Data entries
※
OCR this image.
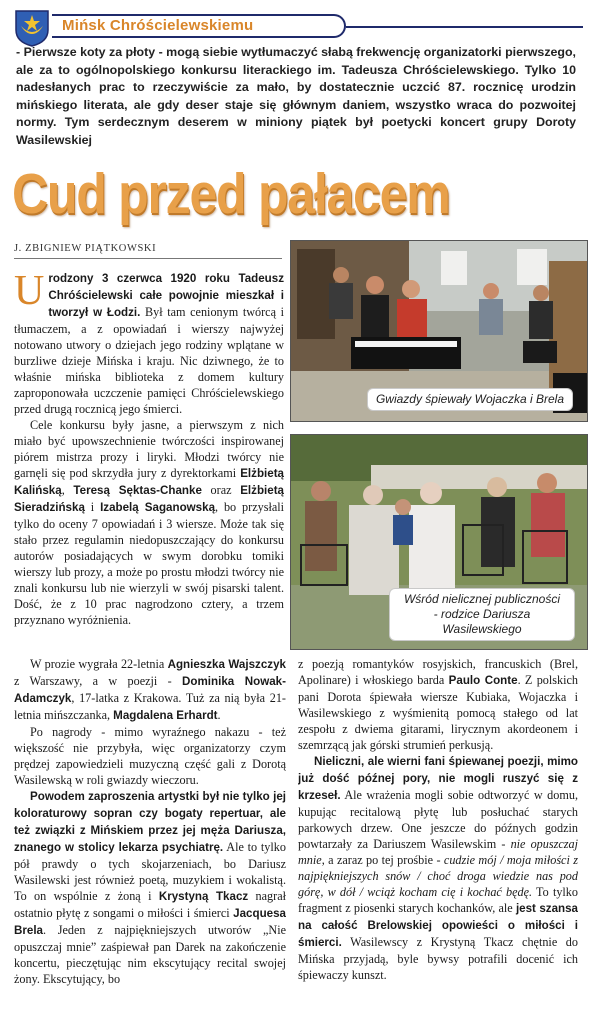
Mińsk Chróścielewskiemu
- Pierwsze koty za płoty - mogą siebie wytłumaczyć słabą frekwencję organizatorki pierwszego, ale za to ogólnopolskiego konkursu literackiego im. Tadeusza Chróścielewskiego. Tylko 10 nadesłanych prac to rzeczywiście za mało, by dostatecznie uczcić 87. rocznicę urodzin mińskiego literata, ale gdy deser staje się głównym daniem, wszystko wraca do pozwoitej normy. Tym serdecznym deserem w miniony piątek był poetycki koncert grupy Doroty Wasilewskiej
Cud przed pałacem
J. ZBIGNIEW PIĄTKOWSKI

Urodzony 3 czerwca 1920 roku Tadeusz Chróścielewski całe powojnie mieszkał i tworzył w Łodzi. Był tam cenionym twórcą i tłumaczem, a z opowiadań i wierszy najwyżej notowano utwory o dziejach jego rodziny wplątane w burzliwe dzieje Mińska i kraju. Nic dziwnego, że to właśnie mińska biblioteka z domem kultury zaproponowała uczczenie pamięci Chróścielewskiego przed drugą rocznicą jego śmierci.

Cele konkursu były jasne, a pierwszym z nich miało być upowszechnienie twórczości inspirowanej piórem mistrza prozy i liryki. Młodzi twórcy nie garnęli się pod skrzydła jury z dyrektorkami Elżbietą Kalińską, Teresą Sęktas-Chanke oraz Elżbietą Sieradzińską i Izabelą Saganowską, bo przysłali tylko do oceny 7 opowiadań i 3 wiersze. Może tak się stało przez regulamin niedopuszczający do konkursu autorów posiadających w swym dorobku tomiki wierszy lub prozy, a może po prostu młodzi twórcy nie znali konkursu lub nie wierzyli w swój pisarski talent. Dość, że z 10 prac nagrodzono cztery, a trzem przyznano wyróżnienia.

Gwiazdy śpiewały Wojaczka i Brela
Wśród nielicznej publiczności
- rodzice Dariusza Wasilewskiego

W prozie wygrała 22-letnia Agnieszka Wajszczyk z Warszawy, a w poezji - Dominika Nowak-Adamczyk, 17-latka z Krakowa. Tuż za nią była 21-letnia mińszczanka, Magdalena Erhardt.

Po nagrody - mimo wyraźnego nakazu - też większość nie przybyła, więc organizatorzy czym prędzej zapowiedzieli muzyczną część gali z Dorotą Wasilewską w roli gwiazdy wieczoru.

Powodem zaproszenia artystki był nie tylko jej koloraturowy sopran czy bogaty repertuar, ale też związki z Mińskiem przez jej męża Dariusza, znanego w stolicy lekarza psychiatrę. Ale to tylko pół prawdy o tych skojarzeniach, bo Dariusz Wasilewski jest również poetą, muzykiem i wokalistą. To on wspólnie z żoną i Krystyną Tkacz nagrał ostatnio płytę z songami o miłości i śmierci Jacquesa Brela. Jeden z najpiękniejszych utworów „Nie opuszczaj mnie” zaśpiewał pan Darek na zakończenie koncertu, pieczętując nim ekscytujący recital swojej żony. Ekscytujący, bo

z poezją romantyków rosyjskich, francuskich (Brel, Apolinare) i włoskiego barda Paulo Conte. Z polskich pani Dorota śpiewała wiersze Kubiaka, Wojaczka i Wasilewskiego z wyśmienitą pomocą stałego od lat zespołu z dwiema gitarami, lirycznym akordeonem i szemrzącą jak górski strumień perkusją.

Nieliczni, ale wierni fani śpiewanej poezji, mimo już dość późnej pory, nie mogli ruszyć się z krzeseł. Ale wrażenia mogli sobie odtworzyć w domu, kupując recitalową płytę lub posłuchać starych parkowych drzew. One jeszcze do późnych godzin powtarzały za Dariuszem Wasilewskim - nie opuszczaj mnie, a zaraz po tej prośbie - cudzie mój / moja miłości z najpiękniejszych snów / choć droga wiedzie nas pod górę, w dół / wciąż kocham cię i kochać będę. To tylko fragment z piosenki starych kochanków, ale jest szansa na całość Brelowskiej opowieści o miłości i śmierci. Wasilewscy z Krystyną Tkacz chętnie do Mińska przyjadą, byle bywsy potrafili docenić ich śpiewaczy kunszt.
※
_Work required_: From the data, list each line in which the string "Wasilewskiego" appears.

_Response to this exercise_:
- rodzice Dariusza Wasilewskiego
z poezją romantyków rosyjskich, francuskich (Brel, Apolinare) i włoskiego barda Paulo Conte. Z polskich pani Dorota śpiewała wiersze Kubiaka, Wojaczka i Wasilewskiego z wyśmienitą pomocą stałego od lat zespołu z dwiema gitarami, lirycznym akordeonem i szemrzącą jak górski strumień perkusją.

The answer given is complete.